## What the task requires:
What follows is a set of records, each of which is to be written out exactly.

## Records provided:

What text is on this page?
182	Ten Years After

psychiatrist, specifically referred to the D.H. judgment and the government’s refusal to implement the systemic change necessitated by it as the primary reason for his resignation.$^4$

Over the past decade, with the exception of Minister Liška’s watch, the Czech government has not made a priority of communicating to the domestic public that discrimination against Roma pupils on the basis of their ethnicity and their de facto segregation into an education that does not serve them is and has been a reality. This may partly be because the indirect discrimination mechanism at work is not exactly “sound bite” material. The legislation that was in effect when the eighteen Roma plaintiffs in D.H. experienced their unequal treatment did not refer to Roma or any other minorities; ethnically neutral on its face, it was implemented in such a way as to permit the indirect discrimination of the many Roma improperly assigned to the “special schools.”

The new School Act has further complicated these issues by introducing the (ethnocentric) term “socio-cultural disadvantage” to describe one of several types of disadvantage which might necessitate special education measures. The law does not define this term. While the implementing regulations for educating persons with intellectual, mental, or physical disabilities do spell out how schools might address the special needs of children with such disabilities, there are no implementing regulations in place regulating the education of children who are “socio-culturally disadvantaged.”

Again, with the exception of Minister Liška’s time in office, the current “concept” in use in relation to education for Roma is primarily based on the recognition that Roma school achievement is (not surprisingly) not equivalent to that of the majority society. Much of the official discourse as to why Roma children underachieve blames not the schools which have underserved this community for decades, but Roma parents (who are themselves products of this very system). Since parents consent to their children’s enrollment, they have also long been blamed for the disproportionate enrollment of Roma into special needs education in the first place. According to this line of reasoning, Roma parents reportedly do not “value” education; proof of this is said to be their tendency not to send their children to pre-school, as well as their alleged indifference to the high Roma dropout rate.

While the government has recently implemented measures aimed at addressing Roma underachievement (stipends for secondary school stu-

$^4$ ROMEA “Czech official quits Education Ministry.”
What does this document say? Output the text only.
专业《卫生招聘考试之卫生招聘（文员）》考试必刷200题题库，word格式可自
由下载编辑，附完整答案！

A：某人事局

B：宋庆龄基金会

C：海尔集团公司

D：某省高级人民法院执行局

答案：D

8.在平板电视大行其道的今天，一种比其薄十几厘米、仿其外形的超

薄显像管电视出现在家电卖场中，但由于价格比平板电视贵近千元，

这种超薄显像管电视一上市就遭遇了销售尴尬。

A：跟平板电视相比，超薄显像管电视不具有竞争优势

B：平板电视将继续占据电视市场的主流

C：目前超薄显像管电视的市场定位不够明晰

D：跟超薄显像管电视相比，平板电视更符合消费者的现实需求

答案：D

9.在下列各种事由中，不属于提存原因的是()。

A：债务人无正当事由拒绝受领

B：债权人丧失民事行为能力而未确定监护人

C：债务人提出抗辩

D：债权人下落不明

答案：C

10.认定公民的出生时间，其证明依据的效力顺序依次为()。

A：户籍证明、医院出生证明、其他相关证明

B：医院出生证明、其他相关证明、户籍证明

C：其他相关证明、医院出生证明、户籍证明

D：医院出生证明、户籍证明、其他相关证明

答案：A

## Complete response:
What text is on this page?
182	Ten Years After

psychiatrist, specifically referred to the D.H. judgment and the government’s refusal to implement the systemic change necessitated by it as the primary reason for his resignation.$^4$

Over the past decade, with the exception of Minister Liška’s watch, the Czech government has not made a priority of communicating to the domestic public that discrimination against Roma pupils on the basis of their ethnicity and their de facto segregation into an education that does not serve them is and has been a reality. This may partly be because the indirect discrimination mechanism at work is not exactly “sound bite” material. The legislation that was in effect when the eighteen Roma plaintiffs in D.H. experienced their unequal treatment did not refer to Roma or any other minorities; ethnically neutral on its face, it was implemented in such a way as to permit the indirect discrimination of the many Roma improperly assigned to the “special schools.”

The new School Act has further complicated these issues by introducing the (ethnocentric) term “socio-cultural disadvantage” to describe one of several types of disadvantage which might necessitate special education measures. The law does not define this term. While the implementing regulations for educating persons with intellectual, mental, or physical disabilities do spell out how schools might address the special needs of children with such disabilities, there are no implementing regulations in place regulating the education of children who are “socio-culturally disadvantaged.”

Again, with the exception of Minister Liška’s time in office, the current “concept” in use in relation to education for Roma is primarily based on the recognition that Roma school achievement is (not surprisingly) not equivalent to that of the majority society. Much of the official discourse as to why Roma children underachieve blames not the schools which have underserved this community for decades, but Roma parents (who are themselves products of this very system). Since parents consent to their children’s enrollment, they have also long been blamed for the disproportionate enrollment of Roma into special needs education in the first place. According to this line of reasoning, Roma parents reportedly do not “value” education; proof of this is said to be their tendency not to send their children to pre-school, as well as their alleged indifference to the high Roma dropout rate.

While the government has recently implemented measures aimed at addressing Roma underachievement (stipends for secondary school stu-

$^4$ ROMEA “Czech official quits Education Ministry.”
What does this document say? Output the text only.
专业《卫生招聘考试之卫生招聘（文员）》考试必刷200题题库，word格式可自
由下载编辑，附完整答案！

A：某人事局

B：宋庆龄基金会

C：海尔集团公司

D：某省高级人民法院执行局

答案：D

8.在平板电视大行其道的今天，一种比其薄十几厘米、仿其外形的超

薄显像管电视出现在家电卖场中，但由于价格比平板电视贵近千元，

这种超薄显像管电视一上市就遭遇了销售尴尬。

A：跟平板电视相比，超薄显像管电视不具有竞争优势

B：平板电视将继续占据电视市场的主流

C：目前超薄显像管电视的市场定位不够明晰

D：跟超薄显像管电视相比，平板电视更符合消费者的现实需求

答案：D

9.在下列各种事由中，不属于提存原因的是()。

A：债务人无正当事由拒绝受领

B：债权人丧失民事行为能力而未确定监护人

C：债务人提出抗辩

D：债权人下落不明

答案：C

10.认定公民的出生时间，其证明依据的效力顺序依次为()。

A：户籍证明、医院出生证明、其他相关证明

B：医院出生证明、其他相关证明、户籍证明

C：其他相关证明、医院出生证明、户籍证明

D：医院出生证明、户籍证明、其他相关证明

答案：A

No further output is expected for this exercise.